- **What is needed**: Transcribe each line of the material as it is, and drop any picture.

::::

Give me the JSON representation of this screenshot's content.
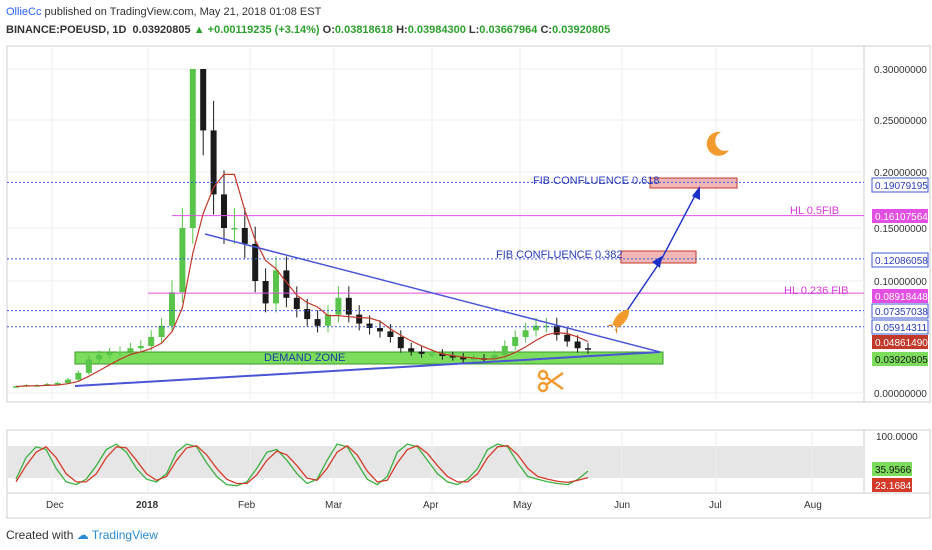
{
  "header": {
    "user": "OllieCc",
    "published": "published on TradingView.com, May 21, 2018 01:08 EST",
    "symbol": "BINANCE:POEUSD, 1D",
    "last": "0.03920805",
    "change": "+0.00119235 (+3.14%)",
    "o_label": "O:",
    "o": "0.03818618",
    "h_label": "H:",
    "h": "0.03984300",
    "l_label": "L:",
    "l": "0.03667964",
    "c_label": "C:",
    "c": "0.03920805"
  },
  "footer": {
    "created": "Created with",
    "brand": "TradingView"
  },
  "colors": {
    "bull": "#26a69a",
    "bear": "#1a1a1a",
    "green_bar": "#58c54a",
    "ma": "#c0392b",
    "trend": "#4a55d6",
    "fib_line": "#3d5bd6",
    "hl_line": "#e34fe3",
    "demand": "#7cdc5c",
    "target_box": "#f2b6b6",
    "stoch_k": "#3cb043",
    "stoch_d": "#d43a2a",
    "icon_orange": "#f29a2e"
  },
  "annotations": {
    "fib_618": "FIB CONFLUENCE 0.618",
    "fib_382": "FIB CONFLUENCE 0.382",
    "hl_05": "HL 0.5FIB",
    "hl_0236": "HL 0.236 FIB",
    "demand": "DEMAND ZONE"
  },
  "chart_data": [
    {
      "type": "candlestick",
      "title": "BINANCE:POEUSD, 1D",
      "x_ticks": [
        "Dec",
        "2018",
        "Feb",
        "Mar",
        "Apr",
        "May",
        "Jun",
        "Jul",
        "Aug"
      ],
      "y_ticks": [
        "0.30000000",
        "0.25000000",
        "0.20000000",
        "0.15000000",
        "0.10000000",
        "0.00000000"
      ],
      "ylim": [
        -0.02,
        0.32
      ],
      "y_scale": "log",
      "grid": true,
      "price_labels": [
        {
          "value": "0.19079195",
          "kind": "fib"
        },
        {
          "value": "0.16107564",
          "kind": "hl"
        },
        {
          "value": "0.12086058",
          "kind": "fib"
        },
        {
          "value": "0.08918448",
          "kind": "hl"
        },
        {
          "value": "0.07357038",
          "kind": "fib"
        },
        {
          "value": "0.05914311",
          "kind": "fib"
        },
        {
          "value": "0.04861490",
          "kind": "ma"
        },
        {
          "value": "0.03920805",
          "kind": "last"
        }
      ],
      "close_path": [
        0.006,
        0.007,
        0.007,
        0.008,
        0.009,
        0.012,
        0.018,
        0.03,
        0.034,
        0.036,
        0.037,
        0.04,
        0.042,
        0.05,
        0.06,
        0.09,
        0.15,
        0.3,
        0.24,
        0.18,
        0.15,
        0.15,
        0.135,
        0.1,
        0.08,
        0.11,
        0.085,
        0.075,
        0.066,
        0.06,
        0.07,
        0.085,
        0.07,
        0.062,
        0.058,
        0.055,
        0.05,
        0.04,
        0.037,
        0.035,
        0.035,
        0.033,
        0.032,
        0.03,
        0.031,
        0.03,
        0.034,
        0.042,
        0.05,
        0.056,
        0.06,
        0.06,
        0.052,
        0.046,
        0.04,
        0.039
      ]
    },
    {
      "type": "line",
      "title": "Stochastic RSI",
      "y_ticks": [
        "100.0000"
      ],
      "last_values": [
        "35.9566",
        "23.1684"
      ],
      "series": [
        {
          "values": [
            20,
            60,
            80,
            75,
            40,
            15,
            10,
            20,
            45,
            75,
            85,
            70,
            40,
            20,
            15,
            30,
            70,
            85,
            80,
            50,
            25,
            10,
            8,
            15,
            40,
            70,
            75,
            55,
            30,
            12,
            20,
            55,
            85,
            80,
            50,
            20,
            10,
            25,
            70,
            85,
            80,
            55,
            30,
            15,
            10,
            20,
            40,
            75,
            85,
            80,
            50,
            25,
            20,
            15,
            12,
            10,
            20,
            35
          ]
        },
        {
          "values": [
            15,
            45,
            70,
            80,
            60,
            30,
            15,
            15,
            30,
            60,
            80,
            78,
            55,
            30,
            18,
            25,
            55,
            78,
            82,
            65,
            40,
            20,
            12,
            12,
            28,
            55,
            72,
            65,
            45,
            22,
            18,
            40,
            70,
            82,
            65,
            35,
            15,
            18,
            50,
            75,
            82,
            68,
            45,
            25,
            15,
            15,
            30,
            60,
            80,
            82,
            65,
            40,
            25,
            20,
            16,
            14,
            18,
            23
          ]
        }
      ]
    }
  ]
}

::::

- **Output**:
Give me the JSON representation of this screenshot's content.
{
  "header": {
    "user": "OllieCc",
    "published": "published on TradingView.com, May 21, 2018 01:08 EST",
    "symbol": "BINANCE:POEUSD, 1D",
    "last": "0.03920805",
    "change": "+0.00119235 (+3.14%)",
    "o_label": "O:",
    "o": "0.03818618",
    "h_label": "H:",
    "h": "0.03984300",
    "l_label": "L:",
    "l": "0.03667964",
    "c_label": "C:",
    "c": "0.03920805"
  },
  "footer": {
    "created": "Created with",
    "brand": "TradingView"
  },
  "colors": {
    "bull": "#26a69a",
    "bear": "#1a1a1a",
    "green_bar": "#58c54a",
    "ma": "#c0392b",
    "trend": "#4a55d6",
    "fib_line": "#3d5bd6",
    "hl_line": "#e34fe3",
    "demand": "#7cdc5c",
    "target_box": "#f2b6b6",
    "stoch_k": "#3cb043",
    "stoch_d": "#d43a2a",
    "icon_orange": "#f29a2e"
  },
  "annotations": {
    "fib_618": "FIB CONFLUENCE 0.618",
    "fib_382": "FIB CONFLUENCE 0.382",
    "hl_05": "HL 0.5FIB",
    "hl_0236": "HL 0.236 FIB",
    "demand": "DEMAND ZONE"
  },
  "chart_data": [
    {
      "type": "candlestick",
      "title": "BINANCE:POEUSD, 1D",
      "x_ticks": [
        "Dec",
        "2018",
        "Feb",
        "Mar",
        "Apr",
        "May",
        "Jun",
        "Jul",
        "Aug"
      ],
      "y_ticks": [
        "0.30000000",
        "0.25000000",
        "0.20000000",
        "0.15000000",
        "0.10000000",
        "0.00000000"
      ],
      "ylim": [
        -0.02,
        0.32
      ],
      "y_scale": "log",
      "grid": true,
      "price_labels": [
        {
          "value": "0.19079195",
          "kind": "fib"
        },
        {
          "value": "0.16107564",
          "kind": "hl"
        },
        {
          "value": "0.12086058",
          "kind": "fib"
        },
        {
          "value": "0.08918448",
          "kind": "hl"
        },
        {
          "value": "0.07357038",
          "kind": "fib"
        },
        {
          "value": "0.05914311",
          "kind": "fib"
        },
        {
          "value": "0.04861490",
          "kind": "ma"
        },
        {
          "value": "0.03920805",
          "kind": "last"
        }
      ],
      "close_path": [
        0.006,
        0.007,
        0.007,
        0.008,
        0.009,
        0.012,
        0.018,
        0.03,
        0.034,
        0.036,
        0.037,
        0.04,
        0.042,
        0.05,
        0.06,
        0.09,
        0.15,
        0.3,
        0.24,
        0.18,
        0.15,
        0.15,
        0.135,
        0.1,
        0.08,
        0.11,
        0.085,
        0.075,
        0.066,
        0.06,
        0.07,
        0.085,
        0.07,
        0.062,
        0.058,
        0.055,
        0.05,
        0.04,
        0.037,
        0.035,
        0.035,
        0.033,
        0.032,
        0.03,
        0.031,
        0.03,
        0.034,
        0.042,
        0.05,
        0.056,
        0.06,
        0.06,
        0.052,
        0.046,
        0.04,
        0.039
      ]
    },
    {
      "type": "line",
      "title": "Stochastic RSI",
      "y_ticks": [
        "100.0000"
      ],
      "last_values": [
        "35.9566",
        "23.1684"
      ],
      "series": [
        {
          "values": [
            20,
            60,
            80,
            75,
            40,
            15,
            10,
            20,
            45,
            75,
            85,
            70,
            40,
            20,
            15,
            30,
            70,
            85,
            80,
            50,
            25,
            10,
            8,
            15,
            40,
            70,
            75,
            55,
            30,
            12,
            20,
            55,
            85,
            80,
            50,
            20,
            10,
            25,
            70,
            85,
            80,
            55,
            30,
            15,
            10,
            20,
            40,
            75,
            85,
            80,
            50,
            25,
            20,
            15,
            12,
            10,
            20,
            35
          ]
        },
        {
          "values": [
            15,
            45,
            70,
            80,
            60,
            30,
            15,
            15,
            30,
            60,
            80,
            78,
            55,
            30,
            18,
            25,
            55,
            78,
            82,
            65,
            40,
            20,
            12,
            12,
            28,
            55,
            72,
            65,
            45,
            22,
            18,
            40,
            70,
            82,
            65,
            35,
            15,
            18,
            50,
            75,
            82,
            68,
            45,
            25,
            15,
            15,
            30,
            60,
            80,
            82,
            65,
            40,
            25,
            20,
            16,
            14,
            18,
            23
          ]
        }
      ]
    }
  ]
}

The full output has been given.